Data records =>
• • • •
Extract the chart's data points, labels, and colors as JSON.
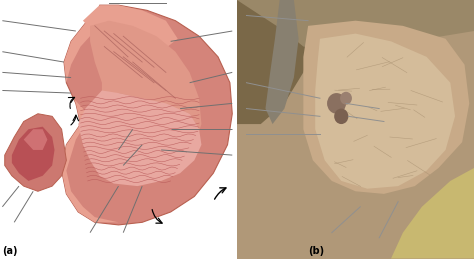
{
  "figure_width": 4.74,
  "figure_height": 2.75,
  "dpi": 100,
  "bg": "#ffffff",
  "label_a": "(a)",
  "label_b": "(b)",
  "stomach_outer": "#d4847a",
  "stomach_outer_edge": "#b86050",
  "stomach_wall": "#e8a090",
  "stomach_fundus": "#cc7870",
  "mucosa_bg": "#d07878",
  "mucosa_light": "#e8a8a0",
  "rugae_color": "#b85858",
  "pylorus_outer": "#cc7870",
  "pylorus_inner": "#a04848",
  "muscle_line": "#b87068",
  "annot_line": "#707070",
  "annot_lw": 0.7,
  "photo_bg": "#b09878",
  "photo_dark": "#6a5840",
  "photo_mid": "#9a8060",
  "photo_light": "#c8aa88",
  "photo_very_light": "#d4bc9a",
  "photo_line": "#a09080"
}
• • • •
Exercise instructions => Exactly reproduce each record, leaving out any pictures.

Reply =>
Extract the chart's data points, labels, and colors as JSON.
{
  "figure_width": 4.74,
  "figure_height": 2.75,
  "dpi": 100,
  "bg": "#ffffff",
  "label_a": "(a)",
  "label_b": "(b)",
  "stomach_outer": "#d4847a",
  "stomach_outer_edge": "#b86050",
  "stomach_wall": "#e8a090",
  "stomach_fundus": "#cc7870",
  "mucosa_bg": "#d07878",
  "mucosa_light": "#e8a8a0",
  "rugae_color": "#b85858",
  "pylorus_outer": "#cc7870",
  "pylorus_inner": "#a04848",
  "muscle_line": "#b87068",
  "annot_line": "#707070",
  "annot_lw": 0.7,
  "photo_bg": "#b09878",
  "photo_dark": "#6a5840",
  "photo_mid": "#9a8060",
  "photo_light": "#c8aa88",
  "photo_very_light": "#d4bc9a",
  "photo_line": "#a09080"
}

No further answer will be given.